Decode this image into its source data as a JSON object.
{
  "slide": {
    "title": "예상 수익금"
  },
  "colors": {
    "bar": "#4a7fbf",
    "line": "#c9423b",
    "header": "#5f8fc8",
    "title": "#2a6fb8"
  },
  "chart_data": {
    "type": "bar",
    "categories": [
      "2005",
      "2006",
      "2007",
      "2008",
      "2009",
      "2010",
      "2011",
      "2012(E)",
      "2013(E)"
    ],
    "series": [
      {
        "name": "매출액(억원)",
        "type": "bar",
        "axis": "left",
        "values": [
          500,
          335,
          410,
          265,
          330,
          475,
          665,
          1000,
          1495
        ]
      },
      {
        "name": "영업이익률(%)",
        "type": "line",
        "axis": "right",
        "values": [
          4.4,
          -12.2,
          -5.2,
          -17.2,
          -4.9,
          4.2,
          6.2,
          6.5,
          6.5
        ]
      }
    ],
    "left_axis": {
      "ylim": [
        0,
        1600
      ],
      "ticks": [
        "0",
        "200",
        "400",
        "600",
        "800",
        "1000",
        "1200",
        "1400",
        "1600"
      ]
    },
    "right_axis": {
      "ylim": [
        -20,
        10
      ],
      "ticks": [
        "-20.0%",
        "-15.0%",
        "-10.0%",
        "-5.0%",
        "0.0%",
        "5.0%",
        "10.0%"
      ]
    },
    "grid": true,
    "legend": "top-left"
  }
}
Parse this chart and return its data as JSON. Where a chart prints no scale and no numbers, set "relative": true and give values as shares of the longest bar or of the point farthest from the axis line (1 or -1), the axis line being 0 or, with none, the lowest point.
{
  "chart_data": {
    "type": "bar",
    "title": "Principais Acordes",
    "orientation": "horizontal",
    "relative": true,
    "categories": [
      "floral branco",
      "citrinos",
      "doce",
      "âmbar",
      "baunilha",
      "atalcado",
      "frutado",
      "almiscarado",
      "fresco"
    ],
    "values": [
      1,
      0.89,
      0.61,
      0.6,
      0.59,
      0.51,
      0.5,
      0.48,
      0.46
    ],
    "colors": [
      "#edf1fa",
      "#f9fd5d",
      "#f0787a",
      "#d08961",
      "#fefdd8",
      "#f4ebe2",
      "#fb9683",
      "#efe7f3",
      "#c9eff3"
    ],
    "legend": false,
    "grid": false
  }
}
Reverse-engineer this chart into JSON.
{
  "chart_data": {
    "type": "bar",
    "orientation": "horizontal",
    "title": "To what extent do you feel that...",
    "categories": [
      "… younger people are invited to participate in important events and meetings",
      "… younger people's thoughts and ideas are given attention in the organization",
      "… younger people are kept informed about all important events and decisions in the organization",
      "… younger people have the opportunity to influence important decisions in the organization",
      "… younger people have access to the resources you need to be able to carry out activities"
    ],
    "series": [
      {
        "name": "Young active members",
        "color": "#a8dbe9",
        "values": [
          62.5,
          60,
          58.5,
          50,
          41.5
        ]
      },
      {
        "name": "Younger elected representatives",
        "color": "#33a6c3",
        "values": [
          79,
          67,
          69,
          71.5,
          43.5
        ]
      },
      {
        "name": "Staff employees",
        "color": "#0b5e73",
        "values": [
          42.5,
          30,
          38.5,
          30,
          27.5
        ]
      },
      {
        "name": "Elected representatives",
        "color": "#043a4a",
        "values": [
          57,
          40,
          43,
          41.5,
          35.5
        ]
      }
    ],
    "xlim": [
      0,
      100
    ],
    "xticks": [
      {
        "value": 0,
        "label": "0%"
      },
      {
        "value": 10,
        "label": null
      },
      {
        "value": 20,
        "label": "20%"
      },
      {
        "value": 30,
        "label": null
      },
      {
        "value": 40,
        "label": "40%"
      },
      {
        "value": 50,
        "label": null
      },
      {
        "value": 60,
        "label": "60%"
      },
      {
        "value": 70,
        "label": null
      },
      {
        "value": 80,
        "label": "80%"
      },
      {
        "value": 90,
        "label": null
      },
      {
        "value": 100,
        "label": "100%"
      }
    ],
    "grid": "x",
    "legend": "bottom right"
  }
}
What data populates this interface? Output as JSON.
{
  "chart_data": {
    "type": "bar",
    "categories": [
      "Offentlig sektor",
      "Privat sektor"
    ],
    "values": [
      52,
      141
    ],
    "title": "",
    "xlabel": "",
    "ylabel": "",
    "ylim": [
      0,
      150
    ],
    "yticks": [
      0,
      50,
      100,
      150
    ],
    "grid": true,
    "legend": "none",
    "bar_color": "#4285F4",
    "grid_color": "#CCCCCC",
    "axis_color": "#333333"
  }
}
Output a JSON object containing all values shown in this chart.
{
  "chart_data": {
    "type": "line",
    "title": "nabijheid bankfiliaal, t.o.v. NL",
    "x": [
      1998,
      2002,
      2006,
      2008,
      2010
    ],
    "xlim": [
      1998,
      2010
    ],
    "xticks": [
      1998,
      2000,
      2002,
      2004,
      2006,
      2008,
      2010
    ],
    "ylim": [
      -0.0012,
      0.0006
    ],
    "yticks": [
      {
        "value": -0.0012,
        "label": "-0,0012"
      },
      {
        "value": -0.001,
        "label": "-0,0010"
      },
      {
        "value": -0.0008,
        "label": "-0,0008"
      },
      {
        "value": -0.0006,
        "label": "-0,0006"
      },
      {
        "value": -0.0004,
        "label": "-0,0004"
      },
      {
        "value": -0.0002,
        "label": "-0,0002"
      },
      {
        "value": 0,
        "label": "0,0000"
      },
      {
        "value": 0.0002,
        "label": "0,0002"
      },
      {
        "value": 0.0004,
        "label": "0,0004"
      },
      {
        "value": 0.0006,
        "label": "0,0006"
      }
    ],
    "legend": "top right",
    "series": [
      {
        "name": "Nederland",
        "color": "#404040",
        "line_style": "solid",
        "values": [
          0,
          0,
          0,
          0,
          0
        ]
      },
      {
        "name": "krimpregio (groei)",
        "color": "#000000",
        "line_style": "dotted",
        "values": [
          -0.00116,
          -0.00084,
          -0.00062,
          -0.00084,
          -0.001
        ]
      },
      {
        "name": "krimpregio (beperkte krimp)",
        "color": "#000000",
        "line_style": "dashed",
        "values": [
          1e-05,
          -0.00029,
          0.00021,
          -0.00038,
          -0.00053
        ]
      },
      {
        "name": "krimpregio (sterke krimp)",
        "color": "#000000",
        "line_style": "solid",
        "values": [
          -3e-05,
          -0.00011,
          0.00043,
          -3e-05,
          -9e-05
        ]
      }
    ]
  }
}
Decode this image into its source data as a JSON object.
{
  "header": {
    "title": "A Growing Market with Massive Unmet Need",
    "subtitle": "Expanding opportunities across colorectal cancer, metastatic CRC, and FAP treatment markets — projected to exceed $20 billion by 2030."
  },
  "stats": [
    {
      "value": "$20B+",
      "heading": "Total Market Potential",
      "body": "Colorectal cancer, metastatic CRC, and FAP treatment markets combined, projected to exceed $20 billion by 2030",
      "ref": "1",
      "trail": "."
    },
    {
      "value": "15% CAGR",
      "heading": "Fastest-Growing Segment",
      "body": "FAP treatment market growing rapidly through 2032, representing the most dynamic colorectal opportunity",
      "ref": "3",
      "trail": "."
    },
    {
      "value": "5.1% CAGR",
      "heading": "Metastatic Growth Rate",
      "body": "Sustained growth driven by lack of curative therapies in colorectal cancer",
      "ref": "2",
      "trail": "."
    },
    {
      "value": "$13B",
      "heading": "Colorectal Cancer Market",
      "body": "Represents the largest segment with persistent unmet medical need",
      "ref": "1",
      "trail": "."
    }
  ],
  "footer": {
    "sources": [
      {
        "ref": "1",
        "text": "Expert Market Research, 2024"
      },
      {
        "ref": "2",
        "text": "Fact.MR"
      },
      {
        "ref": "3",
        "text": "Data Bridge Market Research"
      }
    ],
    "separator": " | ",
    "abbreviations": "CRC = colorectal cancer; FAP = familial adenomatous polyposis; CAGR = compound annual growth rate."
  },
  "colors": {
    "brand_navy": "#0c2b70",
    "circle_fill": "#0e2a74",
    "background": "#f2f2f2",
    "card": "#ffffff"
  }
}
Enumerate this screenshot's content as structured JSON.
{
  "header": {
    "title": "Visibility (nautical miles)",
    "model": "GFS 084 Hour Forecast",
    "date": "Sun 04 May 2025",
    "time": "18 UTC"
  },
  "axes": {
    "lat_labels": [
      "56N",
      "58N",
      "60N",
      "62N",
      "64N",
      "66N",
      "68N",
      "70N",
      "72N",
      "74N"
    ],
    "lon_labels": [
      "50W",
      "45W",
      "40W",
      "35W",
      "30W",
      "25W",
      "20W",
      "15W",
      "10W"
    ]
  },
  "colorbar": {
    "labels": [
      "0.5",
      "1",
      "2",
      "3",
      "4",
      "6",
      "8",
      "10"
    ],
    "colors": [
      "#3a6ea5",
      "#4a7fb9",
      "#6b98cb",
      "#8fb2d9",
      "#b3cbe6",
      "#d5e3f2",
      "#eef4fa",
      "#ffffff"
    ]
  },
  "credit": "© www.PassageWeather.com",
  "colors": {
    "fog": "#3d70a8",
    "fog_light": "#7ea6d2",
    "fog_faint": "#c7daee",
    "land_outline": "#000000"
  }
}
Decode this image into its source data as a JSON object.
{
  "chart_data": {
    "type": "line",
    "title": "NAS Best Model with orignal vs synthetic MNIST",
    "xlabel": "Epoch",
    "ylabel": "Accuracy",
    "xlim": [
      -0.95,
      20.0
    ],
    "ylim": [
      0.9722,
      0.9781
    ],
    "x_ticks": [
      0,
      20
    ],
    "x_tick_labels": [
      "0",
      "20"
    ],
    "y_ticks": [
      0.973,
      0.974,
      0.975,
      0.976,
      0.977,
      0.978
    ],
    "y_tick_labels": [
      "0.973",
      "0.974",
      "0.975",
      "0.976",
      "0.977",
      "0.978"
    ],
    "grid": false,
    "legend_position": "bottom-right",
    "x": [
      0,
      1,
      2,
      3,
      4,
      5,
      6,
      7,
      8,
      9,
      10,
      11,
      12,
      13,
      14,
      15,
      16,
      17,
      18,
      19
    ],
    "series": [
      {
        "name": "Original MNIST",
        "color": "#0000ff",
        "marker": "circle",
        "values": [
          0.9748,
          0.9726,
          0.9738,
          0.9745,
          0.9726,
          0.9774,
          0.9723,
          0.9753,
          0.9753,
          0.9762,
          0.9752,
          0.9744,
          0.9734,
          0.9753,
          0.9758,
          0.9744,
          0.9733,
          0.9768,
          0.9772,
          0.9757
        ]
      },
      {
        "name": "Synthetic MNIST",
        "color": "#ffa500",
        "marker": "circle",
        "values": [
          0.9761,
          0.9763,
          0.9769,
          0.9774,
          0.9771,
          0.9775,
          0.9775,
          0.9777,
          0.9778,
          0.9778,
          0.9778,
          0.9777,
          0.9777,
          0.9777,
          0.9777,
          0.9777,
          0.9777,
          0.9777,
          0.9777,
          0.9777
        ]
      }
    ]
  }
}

——

**Instructions to follow:**
Check all the records above and select each line where the string "Output" is found.

**Solution:**
What data populates this interface? Output as JSON.
Output a JSON object containing all values shown in this chart.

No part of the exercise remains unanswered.